> 待读原文
──────
在 [https://github.com/OpenXiangShan/env-scripts/blob/main/perf/perf.py](https://github.com/OpenXiangShan/env-scripts/blob/main/perf/perf.py) 可以找到更多的数据分析脚本。

You can find more data analysis scripts at [https://github.com/OpenXiangShan/env-scripts/blob/main/perf/perf.py](https://github.com/OpenXiangShan/env-scripts/blob/main/perf/perf.py).

## Rolling

前面两种计数器无法反应一个程序执行过程中不同片段的特征差异，可能会错过某个微架构修改对某个特定片段（关键区域）的影响。所以我们需要 rolling 分析。

The previous two types of counters cannot reflect the characteristic differences of different segments during the execution of a program, so we may miss the impact of a certain microarchitecture modification on a specific segment (critical region). Therefore, we need rolling analysis.
──────
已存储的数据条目
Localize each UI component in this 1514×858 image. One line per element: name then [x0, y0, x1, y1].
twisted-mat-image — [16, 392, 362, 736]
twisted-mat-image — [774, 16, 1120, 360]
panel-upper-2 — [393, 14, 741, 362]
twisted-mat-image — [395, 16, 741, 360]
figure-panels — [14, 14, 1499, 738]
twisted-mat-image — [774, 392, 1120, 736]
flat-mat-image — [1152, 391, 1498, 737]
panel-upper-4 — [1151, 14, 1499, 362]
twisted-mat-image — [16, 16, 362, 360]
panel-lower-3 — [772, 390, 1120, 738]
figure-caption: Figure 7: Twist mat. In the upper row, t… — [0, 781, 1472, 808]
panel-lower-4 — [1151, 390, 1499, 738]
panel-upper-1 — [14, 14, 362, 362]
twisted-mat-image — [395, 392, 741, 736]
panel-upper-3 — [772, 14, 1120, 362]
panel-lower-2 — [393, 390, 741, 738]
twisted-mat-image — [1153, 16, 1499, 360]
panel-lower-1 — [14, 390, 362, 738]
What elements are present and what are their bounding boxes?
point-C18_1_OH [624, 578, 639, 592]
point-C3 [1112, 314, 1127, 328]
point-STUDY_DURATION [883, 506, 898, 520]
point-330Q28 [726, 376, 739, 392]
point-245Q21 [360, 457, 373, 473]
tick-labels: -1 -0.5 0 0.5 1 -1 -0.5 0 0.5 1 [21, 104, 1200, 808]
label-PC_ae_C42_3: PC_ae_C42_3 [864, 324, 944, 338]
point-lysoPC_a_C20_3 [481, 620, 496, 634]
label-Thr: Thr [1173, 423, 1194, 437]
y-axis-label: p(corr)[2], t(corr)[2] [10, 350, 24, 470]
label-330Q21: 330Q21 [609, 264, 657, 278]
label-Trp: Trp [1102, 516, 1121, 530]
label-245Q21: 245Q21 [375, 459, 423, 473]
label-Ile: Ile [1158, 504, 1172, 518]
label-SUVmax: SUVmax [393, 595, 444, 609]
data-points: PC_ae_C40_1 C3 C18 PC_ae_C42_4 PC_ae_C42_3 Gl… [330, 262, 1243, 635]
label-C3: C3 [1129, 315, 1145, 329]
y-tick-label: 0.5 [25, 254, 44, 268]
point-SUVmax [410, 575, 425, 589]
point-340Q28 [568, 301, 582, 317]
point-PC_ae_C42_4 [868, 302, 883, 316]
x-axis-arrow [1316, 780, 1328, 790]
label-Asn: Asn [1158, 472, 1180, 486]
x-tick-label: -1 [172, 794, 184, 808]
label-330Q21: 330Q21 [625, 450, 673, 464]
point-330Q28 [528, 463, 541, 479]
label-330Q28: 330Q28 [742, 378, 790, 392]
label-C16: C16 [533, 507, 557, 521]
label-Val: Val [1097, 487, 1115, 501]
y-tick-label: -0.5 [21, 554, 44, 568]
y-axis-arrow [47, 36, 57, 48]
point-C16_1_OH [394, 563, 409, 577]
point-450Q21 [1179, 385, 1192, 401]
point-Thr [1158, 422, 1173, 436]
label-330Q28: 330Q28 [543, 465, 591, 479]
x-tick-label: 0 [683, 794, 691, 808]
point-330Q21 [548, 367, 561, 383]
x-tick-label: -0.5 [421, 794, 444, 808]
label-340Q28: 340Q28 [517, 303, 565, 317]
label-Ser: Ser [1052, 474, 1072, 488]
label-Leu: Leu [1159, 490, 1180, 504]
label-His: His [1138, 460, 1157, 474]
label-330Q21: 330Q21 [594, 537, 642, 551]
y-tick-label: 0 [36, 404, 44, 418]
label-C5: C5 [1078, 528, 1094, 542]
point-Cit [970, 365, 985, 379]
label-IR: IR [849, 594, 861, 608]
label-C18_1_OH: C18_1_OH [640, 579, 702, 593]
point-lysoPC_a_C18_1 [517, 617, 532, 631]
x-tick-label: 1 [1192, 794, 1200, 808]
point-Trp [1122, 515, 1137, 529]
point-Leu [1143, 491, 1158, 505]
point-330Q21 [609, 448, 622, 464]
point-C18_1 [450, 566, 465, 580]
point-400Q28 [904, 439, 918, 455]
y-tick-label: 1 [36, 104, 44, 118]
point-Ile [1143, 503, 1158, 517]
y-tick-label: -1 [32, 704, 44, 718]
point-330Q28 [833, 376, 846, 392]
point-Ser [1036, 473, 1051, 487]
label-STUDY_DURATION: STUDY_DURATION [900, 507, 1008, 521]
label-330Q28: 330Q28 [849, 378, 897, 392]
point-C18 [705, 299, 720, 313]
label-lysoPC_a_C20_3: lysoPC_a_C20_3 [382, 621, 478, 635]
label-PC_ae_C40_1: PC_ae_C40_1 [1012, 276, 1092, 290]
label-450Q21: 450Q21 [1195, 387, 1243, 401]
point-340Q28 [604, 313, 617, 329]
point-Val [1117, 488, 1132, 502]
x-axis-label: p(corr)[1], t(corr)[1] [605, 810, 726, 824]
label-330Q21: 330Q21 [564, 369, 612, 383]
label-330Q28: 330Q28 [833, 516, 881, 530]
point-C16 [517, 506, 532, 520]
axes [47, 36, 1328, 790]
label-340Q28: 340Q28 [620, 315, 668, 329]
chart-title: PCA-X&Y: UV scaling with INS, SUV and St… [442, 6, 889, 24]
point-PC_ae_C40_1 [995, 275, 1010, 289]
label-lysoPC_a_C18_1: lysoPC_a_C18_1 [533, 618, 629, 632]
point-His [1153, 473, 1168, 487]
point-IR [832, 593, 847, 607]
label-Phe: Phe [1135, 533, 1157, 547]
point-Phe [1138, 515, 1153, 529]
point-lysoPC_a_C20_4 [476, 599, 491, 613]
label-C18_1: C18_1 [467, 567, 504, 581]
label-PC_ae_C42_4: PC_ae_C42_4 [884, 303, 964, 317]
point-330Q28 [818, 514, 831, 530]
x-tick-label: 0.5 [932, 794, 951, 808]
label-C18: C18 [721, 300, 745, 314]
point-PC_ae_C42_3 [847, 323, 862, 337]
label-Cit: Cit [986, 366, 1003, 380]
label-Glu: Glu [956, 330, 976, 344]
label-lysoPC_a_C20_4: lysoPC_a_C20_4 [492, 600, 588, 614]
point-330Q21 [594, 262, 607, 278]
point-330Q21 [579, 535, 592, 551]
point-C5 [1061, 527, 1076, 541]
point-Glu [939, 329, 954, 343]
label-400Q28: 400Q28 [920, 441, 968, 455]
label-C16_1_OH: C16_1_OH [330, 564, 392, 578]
──────
照抄原文中的一段：从含有“The previous two”的那几个字开始抄，抄到“need rolling analysis.”为止。

The previous two types of counters cannot reflect the characteristic differences of different segments during the execution of a program, so we may miss the impact of a certain microarchitecture modification on a specific segment (critical region). Therefore, we need rolling analysis.